Record extracts →
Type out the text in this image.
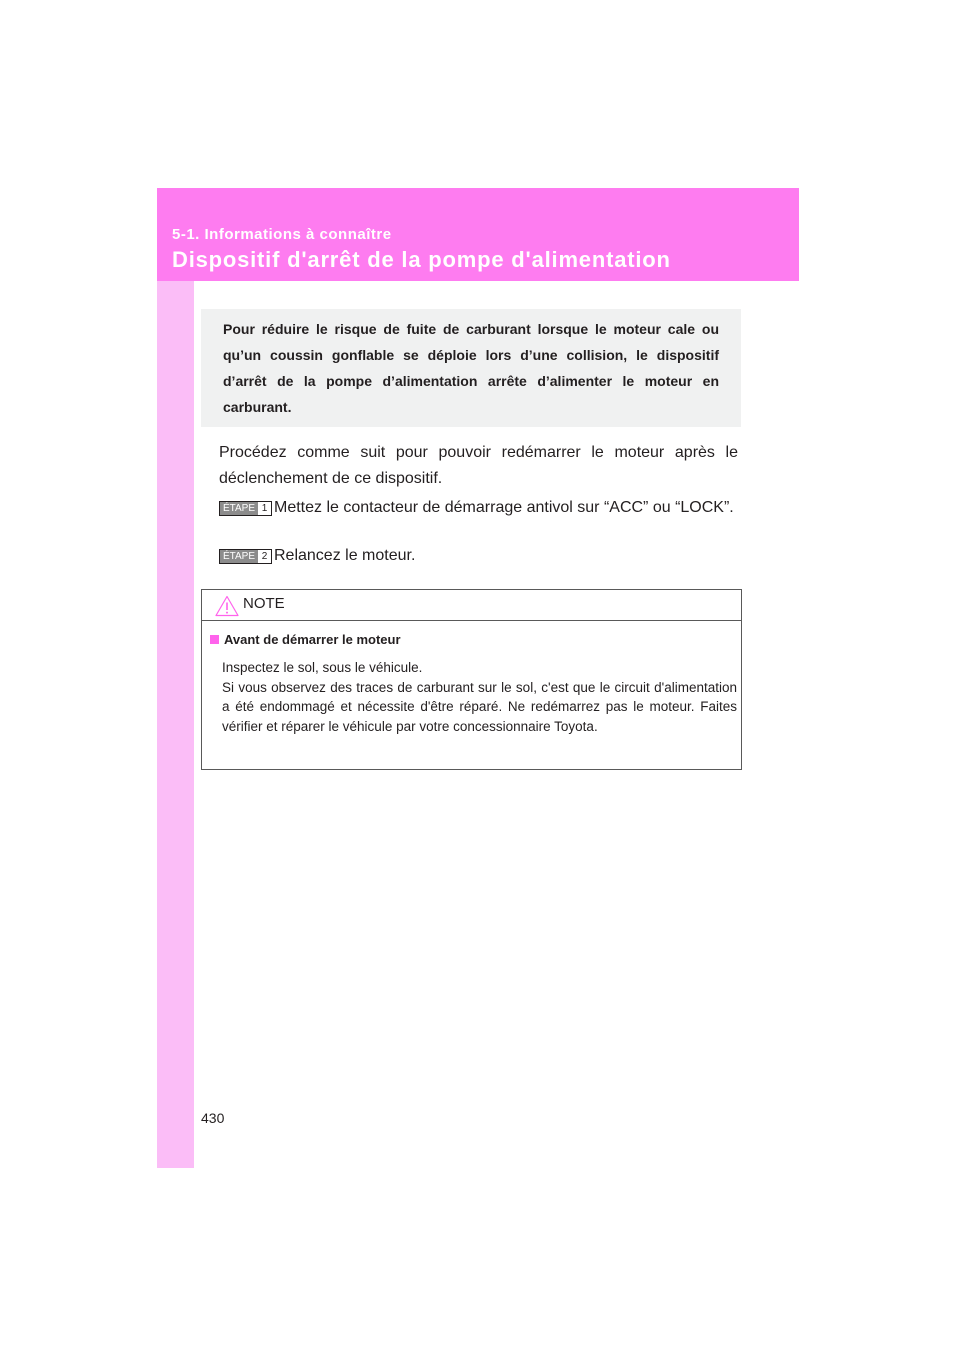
5-1. Informations à connaître
Dispositif d'arrêt de la pompe d'alimentation

Pour réduire le risque de fuite de carburant lorsque le moteur cale ou qu’un coussin gonflable se déploie lors d’une collision, le dispositif d’arrêt de la pompe d’alimentation arrête d’alimenter le moteur en carburant.

Procédez comme suit pour pouvoir redémarrer le moteur après le déclenchement de ce dispositif.

ÉTAPE 1 Mettez le contacteur de démarrage antivol sur “ACC” ou “LOCK”.

ÉTAPE 2 Relancez le moteur.

NOTE
Avant de démarrer le moteur

Inspectez le sol, sous le véhicule.

Si vous observez des traces de carburant sur le sol, c'est que le circuit d'alimentation a été endommagé et nécessite d'être réparé. Ne redémarrez pas le moteur. Faites vérifier et réparer le véhicule par votre concessionnaire Toyota.

430
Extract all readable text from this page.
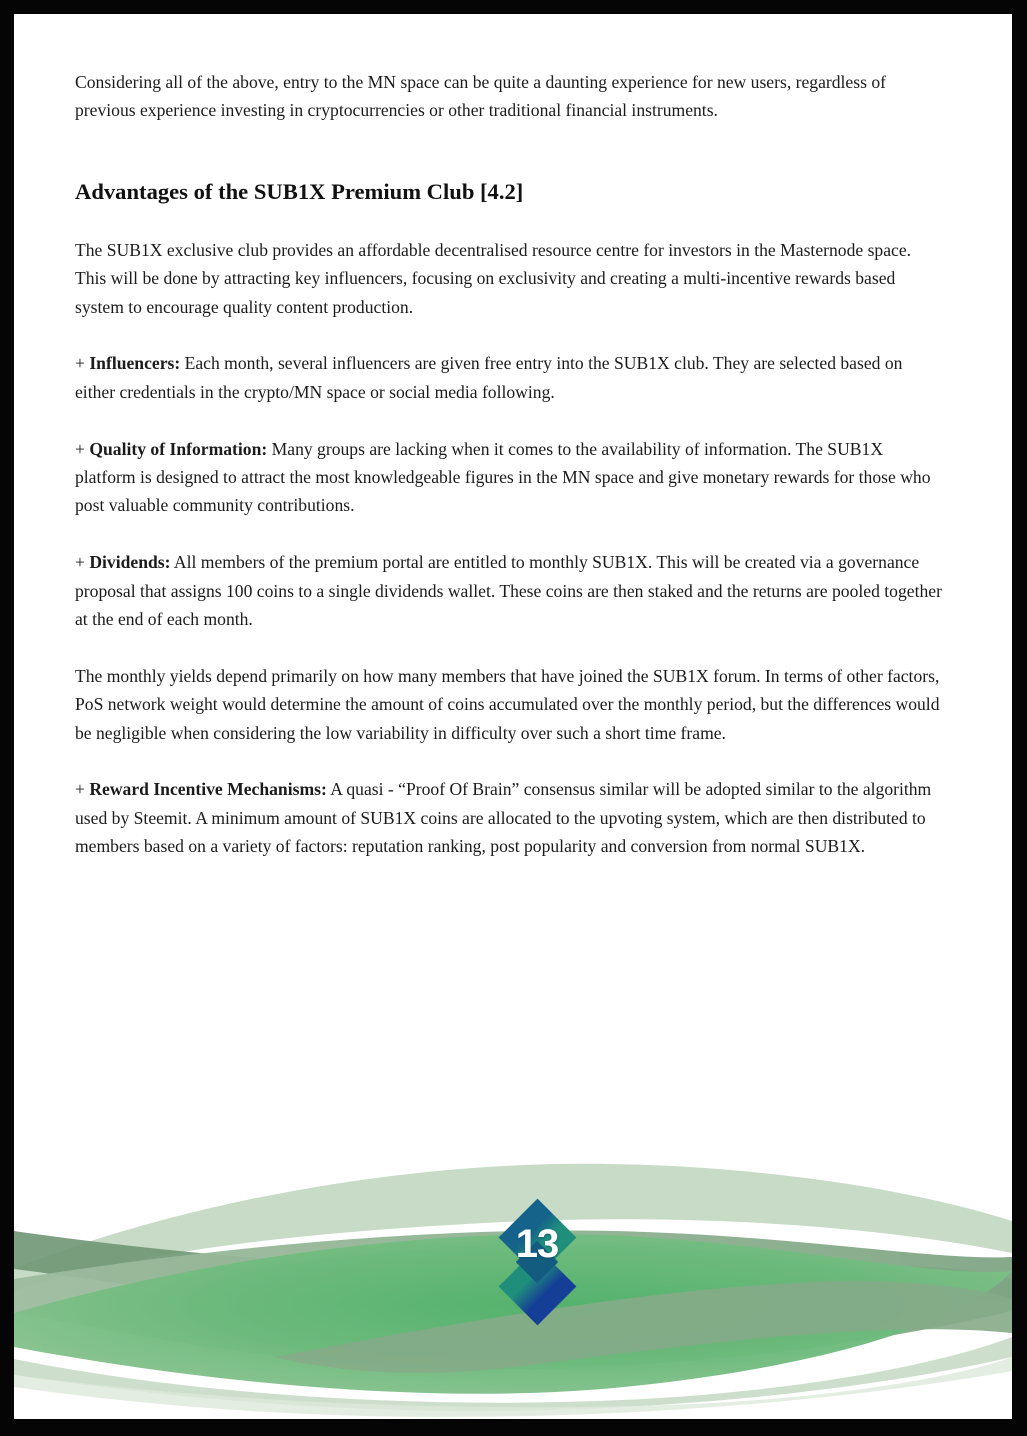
Considering all of the above, entry to the MN space can be quite a daunting experience for new users, regardless of previous experience investing in cryptocurrencies or other traditional financial instruments.

Advantages of the SUB1X Premium Club [4.2]

The SUB1X exclusive club provides an affordable decentralised resource centre for investors in the Masternode space. This will be done by attracting key influencers, focusing on exclusivity and creating a multi-incentive rewards based system to encourage quality content production.

+ Influencers: Each month, several influencers are given free entry into the SUB1X club. They are selected based on either credentials in the crypto/MN space or social media following.

+ Quality of Information: Many groups are lacking when it comes to the availability of information. The SUB1X platform is designed to attract the most knowledgeable figures in the MN space and give monetary rewards for those who post valuable community contributions.

+ Dividends: All members of the premium portal are entitled to monthly SUB1X. This will be created via a governance proposal that assigns 100 coins to a single dividends wallet. These coins are then staked and the returns are pooled together at the end of each month.

The monthly yields depend primarily on how many members that have joined the SUB1X forum. In terms of other factors, PoS network weight would determine the amount of coins accumulated over the monthly period, but the differences would be negligible when considering the low variability in difficulty over such a short time frame.

+ Reward Incentive Mechanisms: A quasi - “Proof Of Brain” consensus similar will be adopted similar to the algorithm used by Steemit. A minimum amount of SUB1X coins are allocated to the upvoting system, which are then distributed to members based on a variety of factors: reputation ranking, post popularity and conversion from normal SUB1X.

13
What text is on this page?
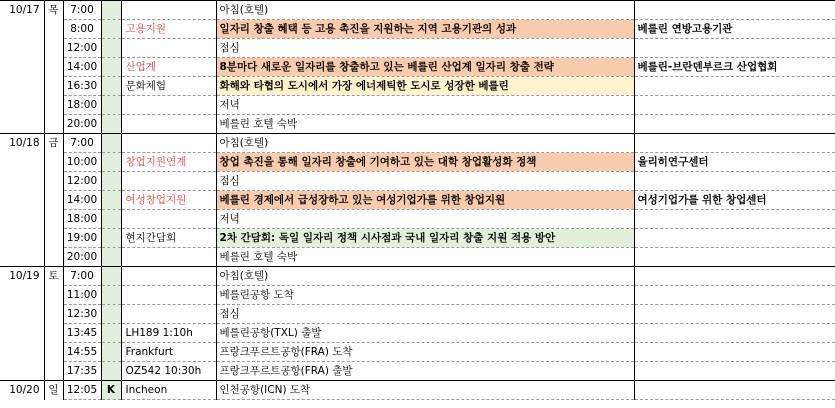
10/17	목	7:00			아침(호텔)	
		8:00		고용지원	일자리 창출 혜택 등 고용 촉진을 지원하는 지역 고용기관의 성과	베를린 연방고용기관
		12:00			점심	
		14:00		산업계	8분마다 새로운 일자리를 창출하고 있는 베를린 산업계 일자리 창출 전략	베를린-브란덴부르크 산업협회
		16:30		문화체험	화해와 타협의 도시에서 가장 에너제틱한 도시로 성장한 베를린	
		18:00			저녁	
		20:00			베를린 호텔 숙박	
10/18	금	7:00			아침(호텔)	
		10:00		창업지원연계	창업 촉진을 통해 일자리 창출에 기여하고 있는 대학 창업활성화 정책	율리히연구센터
		12:00			점심	
		14:00		여성창업지원	베를린 경제에서 급성장하고 있는 여성기업가를 위한 창업지원	여성기업가를 위한 창업센터
		18:00			저녁	
		19:00		현지간담회	2차 간담회: 독일 일자리 정책 시사점과 국내 일자리 창출 지원 적용 방안	
		20:00			베를린 호텔 숙박	
10/19	토	7:00			아침(호텔)	
		11:00			베를린공항 도착	
		12:30			점심	
		13:45		LH189 1:10h	베를린공항(TXL) 출발	
		14:55		Frankfurt	프랑크푸르트공항(FRA) 도착	
		17:35		OZ542 10:30h	프랑크푸르트공항(FRA) 출발	
10/20	일	12:05	K	Incheon	인천공항(ICN) 도착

Problem statement →
Write out the full listing verbatim, excluding its pictures.

Solution to the problem →
Type out the text in this image.
5-1. Informations à connaître
Dispositif d'arrêt de la pompe d'alimentation

Pour réduire le risque de fuite de carburant lorsque le moteur cale ou qu’un coussin gonflable se déploie lors d’une collision, le dispositif d’arrêt de la pompe d’alimentation arrête d’alimenter le moteur en carburant.

Procédez comme suit pour pouvoir redémarrer le moteur après le déclenchement de ce dispositif.

ÉTAPE 1 Mettez le contacteur de démarrage antivol sur “ACC” ou “LOCK”.

ÉTAPE 2 Relancez le moteur.

NOTE
Avant de démarrer le moteur

Inspectez le sol, sous le véhicule.

Si vous observez des traces de carburant sur le sol, c'est que le circuit d'alimentation a été endommagé et nécessite d'être réparé. Ne redémarrez pas le moteur. Faites vérifier et réparer le véhicule par votre concessionnaire Toyota.

430
Extract all readable text from this page.
Considering all of the above, entry to the MN space can be quite a daunting experience for new users, regardless of previous experience investing in cryptocurrencies or other traditional financial instruments.

Advantages of the SUB1X Premium Club [4.2]

The SUB1X exclusive club provides an affordable decentralised resource centre for investors in the Masternode space. This will be done by attracting key influencers, focusing on exclusivity and creating a multi-incentive rewards based system to encourage quality content production.

+ Influencers: Each month, several influencers are given free entry into the SUB1X club. They are selected based on either credentials in the crypto/MN space or social media following.

+ Quality of Information: Many groups are lacking when it comes to the availability of information. The SUB1X platform is designed to attract the most knowledgeable figures in the MN space and give monetary rewards for those who post valuable community contributions.

+ Dividends: All members of the premium portal are entitled to monthly SUB1X. This will be created via a governance proposal that assigns 100 coins to a single dividends wallet. These coins are then staked and the returns are pooled together at the end of each month.

The monthly yields depend primarily on how many members that have joined the SUB1X forum. In terms of other factors, PoS network weight would determine the amount of coins accumulated over the monthly period, but the differences would be negligible when considering the low variability in difficulty over such a short time frame.

+ Reward Incentive Mechanisms: A quasi - “Proof Of Brain” consensus similar will be adopted similar to the algorithm used by Steemit. A minimum amount of SUB1X coins are allocated to the upvoting system, which are then distributed to members based on a variety of factors: reputation ranking, post popularity and conversion from normal SUB1X.

13
What text is on this page?
10/17	목	7:00			아침(호텔)	
		8:00		고용지원	일자리 창출 혜택 등 고용 촉진을 지원하는 지역 고용기관의 성과	베를린 연방고용기관
		12:00			점심	
		14:00		산업계	8분마다 새로운 일자리를 창출하고 있는 베를린 산업계 일자리 창출 전략	베를린-브란덴부르크 산업협회
		16:30		문화체험	화해와 타협의 도시에서 가장 에너제틱한 도시로 성장한 베를린	
		18:00			저녁	
		20:00			베를린 호텔 숙박	
10/18	금	7:00			아침(호텔)	
		10:00		창업지원연계	창업 촉진을 통해 일자리 창출에 기여하고 있는 대학 창업활성화 정책	율리히연구센터
		12:00			점심	
		14:00		여성창업지원	베를린 경제에서 급성장하고 있는 여성기업가를 위한 창업지원	여성기업가를 위한 창업센터
		18:00			저녁	
		19:00		현지간담회	2차 간담회: 독일 일자리 정책 시사점과 국내 일자리 창출 지원 적용 방안	
		20:00			베를린 호텔 숙박	
10/19	토	7:00			아침(호텔)	
		11:00			베를린공항 도착	
		12:30			점심	
		13:45		LH189 1:10h	베를린공항(TXL) 출발	
		14:55		Frankfurt	프랑크푸르트공항(FRA) 도착	
		17:35		OZ542 10:30h	프랑크푸르트공항(FRA) 출발	
10/20	일	12:05	K	Incheon	인천공항(ICN) 도착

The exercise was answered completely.